### TASK GOAL
Rewrite the material below with every "x-tick-label" swapped for "x-axis-label" and all else unchanged. Leave out the pictures.

(Rows from a dataset)
******
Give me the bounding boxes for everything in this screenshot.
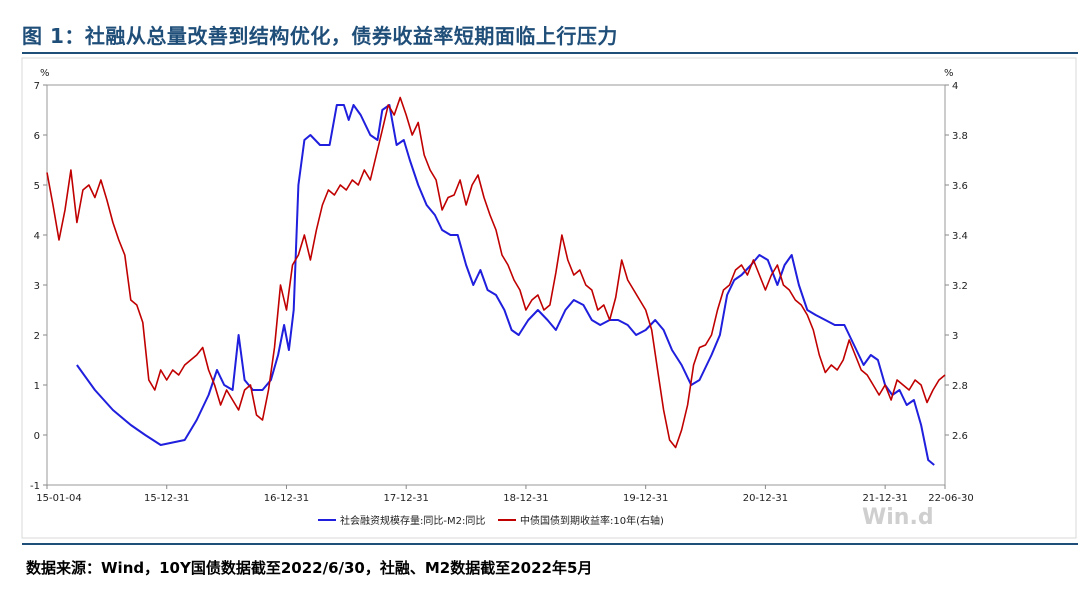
title-divider	[22, 52, 1078, 54]
right-tick-label: 4	[952, 81, 958, 92]
x-tick-label: 20-12-31	[743, 493, 788, 504]
right-tick-label: 2.8	[952, 381, 968, 392]
page-title: 图 1：社融从总量改善到结构优化，债券收益率短期面临上行压力	[22, 24, 618, 48]
x-tick-label: 19-12-31	[623, 493, 668, 504]
left-tick-label: 0	[34, 431, 40, 442]
x-tick-label: 15-12-31	[144, 493, 189, 504]
plot-area	[46, 84, 946, 486]
right-axis-unit: %	[944, 68, 954, 79]
watermark: Win.d	[862, 505, 934, 530]
right-tick-label: 3	[952, 331, 958, 342]
left-tick-label: 7	[34, 81, 40, 92]
right-tick-label: 3.6	[952, 181, 968, 192]
left-tick-label: 3	[34, 281, 40, 292]
x-tick-label: 18-12-31	[503, 493, 548, 504]
x-tick-label: 17-12-31	[384, 493, 429, 504]
x-tick-label: 15-01-04	[36, 493, 81, 504]
right-tick-label: 3.2	[952, 281, 968, 292]
x-tick-label: 22-06-30	[928, 493, 973, 504]
x-tick-label: 16-12-31	[264, 493, 309, 504]
left-tick-label: 5	[34, 181, 40, 192]
left-tick-label: 4	[34, 231, 40, 242]
left-tick-label: 6	[34, 131, 40, 142]
legend-label: 社会融资规模存量:同比-M2:同比	[340, 514, 485, 527]
left-tick-label: 2	[34, 331, 40, 342]
x-tick-label: 21-12-31	[862, 493, 907, 504]
left-axis-unit: %	[40, 68, 50, 79]
footer-divider	[22, 543, 1078, 545]
series-line-cgb-10y	[46, 96, 946, 449]
left-tick-label: -1	[30, 481, 40, 492]
right-tick-label: 2.6	[952, 431, 968, 442]
left-tick-label: 1	[34, 381, 40, 392]
source-note: 数据来源：Wind，10Y国债数据截至2022/6/30，社融、M2数据截至20…	[26, 559, 593, 577]
legend-label: 中债国债到期收益率:10年(右轴)	[520, 514, 664, 527]
right-tick-label: 3.8	[952, 131, 968, 142]
right-tick-label: 3.4	[952, 231, 968, 242]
******
### PROBLEM SOLUTION
Give me the bounding boxes for everything in this screenshot.
title-divider	[22, 52, 1078, 54]
right-tick-label: 4	[952, 81, 958, 92]
x-axis-label: 20-12-31	[743, 493, 788, 504]
right-tick-label: 2.8	[952, 381, 968, 392]
page-title: 图 1：社融从总量改善到结构优化，债券收益率短期面临上行压力	[22, 24, 618, 48]
x-axis-label: 19-12-31	[623, 493, 668, 504]
left-tick-label: 0	[34, 431, 40, 442]
x-axis-label: 15-12-31	[144, 493, 189, 504]
plot-area	[46, 84, 946, 486]
right-axis-unit: %	[944, 68, 954, 79]
watermark: Win.d	[862, 505, 934, 530]
right-tick-label: 3	[952, 331, 958, 342]
left-tick-label: 7	[34, 81, 40, 92]
right-tick-label: 3.6	[952, 181, 968, 192]
left-tick-label: 3	[34, 281, 40, 292]
x-axis-label: 18-12-31	[503, 493, 548, 504]
x-axis-label: 17-12-31	[384, 493, 429, 504]
x-axis-label: 15-01-04	[36, 493, 81, 504]
right-tick-label: 3.2	[952, 281, 968, 292]
x-axis-label: 22-06-30	[928, 493, 973, 504]
x-axis-label: 16-12-31	[264, 493, 309, 504]
left-tick-label: 5	[34, 181, 40, 192]
left-tick-label: 4	[34, 231, 40, 242]
left-tick-label: 6	[34, 131, 40, 142]
legend-label: 社会融资规模存量:同比-M2:同比	[340, 514, 485, 527]
left-tick-label: 2	[34, 331, 40, 342]
x-axis-label: 21-12-31	[862, 493, 907, 504]
left-axis-unit: %	[40, 68, 50, 79]
footer-divider	[22, 543, 1078, 545]
series-line-cgb-10y	[46, 96, 946, 449]
left-tick-label: -1	[30, 481, 40, 492]
right-tick-label: 2.6	[952, 431, 968, 442]
left-tick-label: 1	[34, 381, 40, 392]
source-note: 数据来源：Wind，10Y国债数据截至2022/6/30，社融、M2数据截至20…	[26, 559, 593, 577]
legend-label: 中债国债到期收益率:10年(右轴)	[520, 514, 664, 527]
right-tick-label: 3.8	[952, 131, 968, 142]
right-tick-label: 3.4	[952, 231, 968, 242]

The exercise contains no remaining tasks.